TASK REQUIREMENTS. Below are the records. Count the lines containing the string "name", and reply with the number alone.

DATA IN THIS EXERCISE.
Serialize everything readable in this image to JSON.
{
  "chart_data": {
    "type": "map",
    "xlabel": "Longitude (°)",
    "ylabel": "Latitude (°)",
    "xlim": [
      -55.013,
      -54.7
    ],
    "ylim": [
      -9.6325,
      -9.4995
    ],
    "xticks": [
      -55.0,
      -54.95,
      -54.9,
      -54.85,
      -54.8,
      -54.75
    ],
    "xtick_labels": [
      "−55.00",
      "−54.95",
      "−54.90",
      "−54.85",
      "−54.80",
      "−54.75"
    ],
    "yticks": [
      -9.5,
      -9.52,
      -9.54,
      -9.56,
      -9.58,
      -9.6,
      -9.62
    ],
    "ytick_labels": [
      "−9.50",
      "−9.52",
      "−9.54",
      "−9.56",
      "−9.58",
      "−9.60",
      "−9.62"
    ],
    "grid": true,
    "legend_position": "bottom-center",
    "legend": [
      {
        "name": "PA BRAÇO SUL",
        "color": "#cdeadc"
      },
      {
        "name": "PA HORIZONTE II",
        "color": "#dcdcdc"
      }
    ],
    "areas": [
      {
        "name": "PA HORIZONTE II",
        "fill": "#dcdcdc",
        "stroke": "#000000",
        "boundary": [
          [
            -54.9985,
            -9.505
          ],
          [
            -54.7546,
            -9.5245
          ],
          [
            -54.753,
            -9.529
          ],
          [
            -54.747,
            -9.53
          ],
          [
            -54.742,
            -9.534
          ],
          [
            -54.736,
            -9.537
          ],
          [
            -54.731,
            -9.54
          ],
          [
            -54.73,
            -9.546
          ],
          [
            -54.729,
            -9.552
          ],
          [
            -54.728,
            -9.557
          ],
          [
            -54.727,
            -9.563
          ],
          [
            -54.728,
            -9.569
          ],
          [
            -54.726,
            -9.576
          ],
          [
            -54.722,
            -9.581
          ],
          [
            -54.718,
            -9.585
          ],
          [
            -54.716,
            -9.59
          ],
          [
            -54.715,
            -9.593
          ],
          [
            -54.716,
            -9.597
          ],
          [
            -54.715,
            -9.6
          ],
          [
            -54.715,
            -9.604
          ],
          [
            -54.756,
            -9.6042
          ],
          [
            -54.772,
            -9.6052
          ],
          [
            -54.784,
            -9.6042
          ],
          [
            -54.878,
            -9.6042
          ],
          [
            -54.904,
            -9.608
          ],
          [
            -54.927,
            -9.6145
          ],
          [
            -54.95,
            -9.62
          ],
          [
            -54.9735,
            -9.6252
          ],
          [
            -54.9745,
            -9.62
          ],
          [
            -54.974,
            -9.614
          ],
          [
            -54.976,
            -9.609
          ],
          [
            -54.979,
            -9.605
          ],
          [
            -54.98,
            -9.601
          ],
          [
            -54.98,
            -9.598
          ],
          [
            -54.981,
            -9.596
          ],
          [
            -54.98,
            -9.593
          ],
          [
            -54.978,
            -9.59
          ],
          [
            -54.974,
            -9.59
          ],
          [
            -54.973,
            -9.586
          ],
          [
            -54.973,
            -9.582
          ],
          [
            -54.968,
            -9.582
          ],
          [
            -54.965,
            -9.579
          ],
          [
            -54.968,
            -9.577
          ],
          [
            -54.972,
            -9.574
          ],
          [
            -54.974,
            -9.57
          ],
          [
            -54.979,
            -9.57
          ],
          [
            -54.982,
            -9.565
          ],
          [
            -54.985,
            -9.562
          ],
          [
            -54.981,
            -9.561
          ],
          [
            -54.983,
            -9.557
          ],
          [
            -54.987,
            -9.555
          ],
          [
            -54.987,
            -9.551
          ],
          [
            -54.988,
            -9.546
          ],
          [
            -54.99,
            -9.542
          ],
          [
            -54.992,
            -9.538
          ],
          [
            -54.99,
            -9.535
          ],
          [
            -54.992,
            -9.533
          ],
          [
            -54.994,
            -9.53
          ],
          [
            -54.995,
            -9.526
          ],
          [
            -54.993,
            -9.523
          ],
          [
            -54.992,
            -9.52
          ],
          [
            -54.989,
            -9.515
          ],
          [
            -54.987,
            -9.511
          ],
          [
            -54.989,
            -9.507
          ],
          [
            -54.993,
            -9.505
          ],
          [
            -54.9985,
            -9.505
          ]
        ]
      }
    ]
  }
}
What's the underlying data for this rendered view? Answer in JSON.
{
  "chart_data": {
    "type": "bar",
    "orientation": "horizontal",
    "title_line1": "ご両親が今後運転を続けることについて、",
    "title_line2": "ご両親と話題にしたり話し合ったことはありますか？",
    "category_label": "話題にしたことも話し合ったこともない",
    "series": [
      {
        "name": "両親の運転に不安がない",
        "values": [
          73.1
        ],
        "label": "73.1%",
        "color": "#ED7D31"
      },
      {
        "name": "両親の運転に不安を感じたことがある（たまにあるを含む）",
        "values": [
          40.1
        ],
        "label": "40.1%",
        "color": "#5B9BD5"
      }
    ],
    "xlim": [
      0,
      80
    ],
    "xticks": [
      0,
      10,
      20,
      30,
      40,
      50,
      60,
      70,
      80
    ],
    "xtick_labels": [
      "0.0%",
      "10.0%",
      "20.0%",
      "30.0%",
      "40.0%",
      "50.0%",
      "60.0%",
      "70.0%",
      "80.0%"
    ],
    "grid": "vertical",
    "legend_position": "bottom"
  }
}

FULL OUTPUT. 5